▶ _EXERCISE_
Go through the listing below and gather every line with the word "title".

▶ _LISTED RECORDS_

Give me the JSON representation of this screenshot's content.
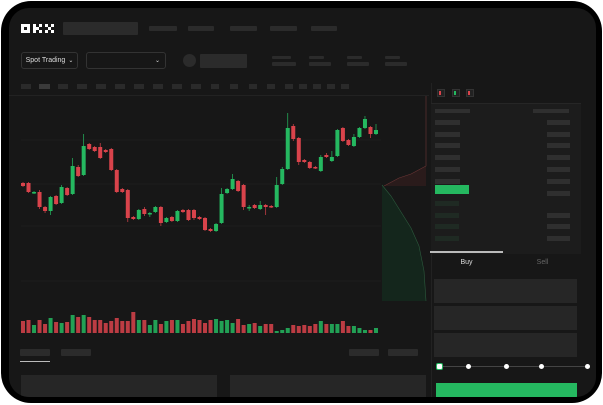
{
  "header": {
    "logo": "OKX"
  },
  "toolbar": {
    "market_select_label": "Spot Trading",
    "chevron": "chevron-down-icon"
  },
  "trade_panel": {
    "tabs": [
      {
        "label": "Buy",
        "active": true
      },
      {
        "label": "Sell",
        "active": false
      }
    ],
    "slider_level_percent": 0,
    "submit_color": "#25b860"
  },
  "colors": {
    "up": "#25b860",
    "down": "#d9434b",
    "background": "#171717"
  },
  "chart_data": {
    "type": "candlestick",
    "candles": [
      [
        68,
        65,
        69,
        64
      ],
      [
        68,
        59,
        69,
        58
      ],
      [
        58,
        59,
        60,
        57
      ],
      [
        59,
        44,
        61,
        42
      ],
      [
        44,
        40,
        45,
        38
      ],
      [
        40,
        54,
        55,
        36
      ],
      [
        55,
        47,
        56,
        46
      ],
      [
        48,
        64,
        66,
        47
      ],
      [
        63,
        56,
        64,
        55
      ],
      [
        57,
        85,
        93,
        56
      ],
      [
        84,
        75,
        86,
        74
      ],
      [
        76,
        105,
        117,
        75
      ],
      [
        107,
        102,
        108,
        101
      ],
      [
        104,
        100,
        105,
        99
      ],
      [
        104,
        93,
        108,
        92
      ],
      [
        101,
        99,
        102,
        98
      ],
      [
        102,
        81,
        103,
        80
      ],
      [
        81,
        59,
        82,
        58
      ],
      [
        62,
        59,
        63,
        58
      ],
      [
        61,
        33,
        62,
        29
      ],
      [
        34,
        32,
        35,
        31
      ],
      [
        32,
        41,
        42,
        31
      ],
      [
        42,
        37,
        44,
        35
      ],
      [
        37,
        38,
        39,
        34
      ],
      [
        39,
        44,
        45,
        38
      ],
      [
        44,
        28,
        45,
        25
      ],
      [
        29,
        33,
        34,
        28
      ],
      [
        34,
        30,
        35,
        29
      ],
      [
        30,
        40,
        41,
        29
      ],
      [
        41,
        39,
        42,
        38
      ],
      [
        41,
        31,
        42,
        30
      ],
      [
        41,
        33,
        42,
        31
      ],
      [
        34,
        32,
        35,
        31
      ],
      [
        33,
        21,
        34,
        20
      ],
      [
        22,
        20,
        23,
        19
      ],
      [
        20,
        27,
        28,
        19
      ],
      [
        28,
        57,
        63,
        27
      ],
      [
        58,
        62,
        63,
        57
      ],
      [
        62,
        72,
        77,
        61
      ],
      [
        70,
        60,
        71,
        59
      ],
      [
        66,
        44,
        67,
        41
      ],
      [
        43,
        44,
        46,
        40
      ],
      [
        46,
        43,
        47,
        42
      ],
      [
        42,
        46,
        50,
        41
      ],
      [
        46,
        44,
        47,
        36
      ],
      [
        45,
        44,
        46,
        43
      ],
      [
        44,
        66,
        74,
        43
      ],
      [
        67,
        82,
        84,
        66
      ],
      [
        82,
        123,
        138,
        81
      ],
      [
        125,
        112,
        127,
        110
      ],
      [
        113,
        89,
        114,
        86
      ],
      [
        91,
        89,
        92,
        88
      ],
      [
        89,
        83,
        90,
        82
      ],
      [
        84,
        83,
        85,
        82
      ],
      [
        80,
        94,
        96,
        79
      ],
      [
        96,
        94,
        98,
        93
      ],
      [
        90,
        94,
        100,
        89
      ],
      [
        95,
        121,
        122,
        94
      ],
      [
        123,
        110,
        124,
        109
      ],
      [
        111,
        106,
        112,
        105
      ],
      [
        105,
        114,
        117,
        104
      ],
      [
        114,
        123,
        124,
        113
      ],
      [
        123,
        132,
        135,
        122
      ],
      [
        124,
        117,
        125,
        113
      ],
      [
        117,
        121,
        127,
        116
      ]
    ],
    "volumes": [
      12,
      13,
      8,
      13,
      9,
      15,
      11,
      10,
      11,
      18,
      16,
      18,
      16,
      13,
      13,
      10,
      12,
      15,
      12,
      12,
      21,
      13,
      13,
      8,
      13,
      9,
      12,
      13,
      13,
      9,
      12,
      14,
      13,
      10,
      13,
      14,
      12,
      13,
      10,
      14,
      8,
      9,
      10,
      7,
      9,
      9,
      2,
      3,
      5,
      8,
      7,
      8,
      7,
      9,
      12,
      9,
      9,
      9,
      12,
      7,
      7,
      5,
      3,
      3,
      5
    ]
  }
}
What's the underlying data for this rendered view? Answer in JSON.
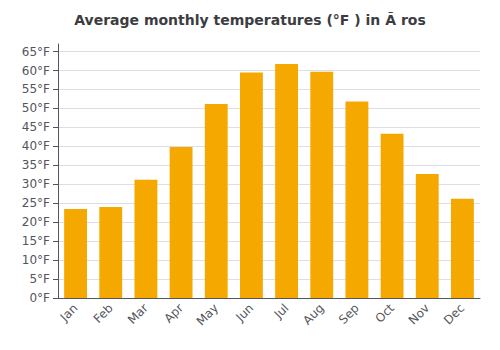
{
  "chart_data": {
    "type": "bar",
    "title": "Average monthly temperatures (°F ) in Ã ros",
    "categories": [
      "Jan",
      "Feb",
      "Mar",
      "Apr",
      "May",
      "Jun",
      "Jul",
      "Aug",
      "Sep",
      "Oct",
      "Nov",
      "Dec"
    ],
    "values": [
      23.5,
      24.0,
      31.2,
      39.8,
      51.2,
      59.5,
      61.7,
      59.7,
      51.8,
      43.3,
      32.7,
      26.2
    ],
    "color": "#F5A800",
    "ylim": [
      0,
      67
    ],
    "yticks": [
      {
        "value": 0,
        "label": "0°F"
      },
      {
        "value": 5,
        "label": "5°F"
      },
      {
        "value": 10,
        "label": "10°F"
      },
      {
        "value": 15,
        "label": "15°F"
      },
      {
        "value": 20,
        "label": "20°F"
      },
      {
        "value": 25,
        "label": "25°F"
      },
      {
        "value": 30,
        "label": "30°F"
      },
      {
        "value": 35,
        "label": "35°F"
      },
      {
        "value": 40,
        "label": "40°F"
      },
      {
        "value": 45,
        "label": "45°F"
      },
      {
        "value": 50,
        "label": "50°F"
      },
      {
        "value": 55,
        "label": "55°F"
      },
      {
        "value": 60,
        "label": "60°F"
      },
      {
        "value": 65,
        "label": "65°F"
      }
    ],
    "grid": true
  }
}
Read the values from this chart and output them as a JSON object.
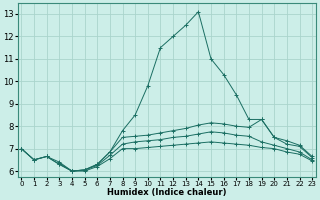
{
  "title": "",
  "xlabel": "Humidex (Indice chaleur)",
  "ylabel": "",
  "bg_color": "#cceee8",
  "grid_color": "#aad4cc",
  "line_color": "#1a6e62",
  "marker": "+",
  "x": [
    0,
    1,
    2,
    3,
    4,
    5,
    6,
    7,
    8,
    9,
    10,
    11,
    12,
    13,
    14,
    15,
    16,
    17,
    18,
    19,
    20,
    21,
    22,
    23
  ],
  "line1": [
    7.0,
    6.5,
    6.65,
    6.4,
    6.0,
    6.05,
    6.3,
    6.85,
    7.8,
    8.5,
    9.8,
    11.5,
    12.0,
    12.5,
    13.1,
    11.0,
    10.3,
    9.4,
    8.3,
    8.3,
    7.5,
    7.2,
    7.1,
    6.6
  ],
  "line2": [
    7.0,
    6.5,
    6.65,
    6.3,
    6.0,
    6.05,
    6.3,
    6.85,
    7.5,
    7.55,
    7.6,
    7.7,
    7.8,
    7.9,
    8.05,
    8.15,
    8.1,
    8.0,
    7.95,
    8.3,
    7.5,
    7.35,
    7.15,
    6.65
  ],
  "line3": [
    7.0,
    6.5,
    6.65,
    6.3,
    6.0,
    6.05,
    6.25,
    6.7,
    7.2,
    7.3,
    7.35,
    7.4,
    7.5,
    7.55,
    7.65,
    7.75,
    7.7,
    7.6,
    7.55,
    7.3,
    7.15,
    7.0,
    6.85,
    6.5
  ],
  "line4": [
    7.0,
    null,
    null,
    6.35,
    6.0,
    6.0,
    6.2,
    6.55,
    7.0,
    7.0,
    7.05,
    7.1,
    7.15,
    7.2,
    7.25,
    7.3,
    7.25,
    7.2,
    7.15,
    7.05,
    7.0,
    6.85,
    6.75,
    6.45
  ],
  "ylim": [
    5.75,
    13.5
  ],
  "xlim": [
    -0.3,
    23.3
  ],
  "yticks": [
    6,
    7,
    8,
    9,
    10,
    11,
    12,
    13
  ],
  "xticks": [
    0,
    1,
    2,
    3,
    4,
    5,
    6,
    7,
    8,
    9,
    10,
    11,
    12,
    13,
    14,
    15,
    16,
    17,
    18,
    19,
    20,
    21,
    22,
    23
  ]
}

▶ _WRITTEN REPLY_
    "title": "Average monthly temperatures (°F ) in Ã ros",
  "title": "",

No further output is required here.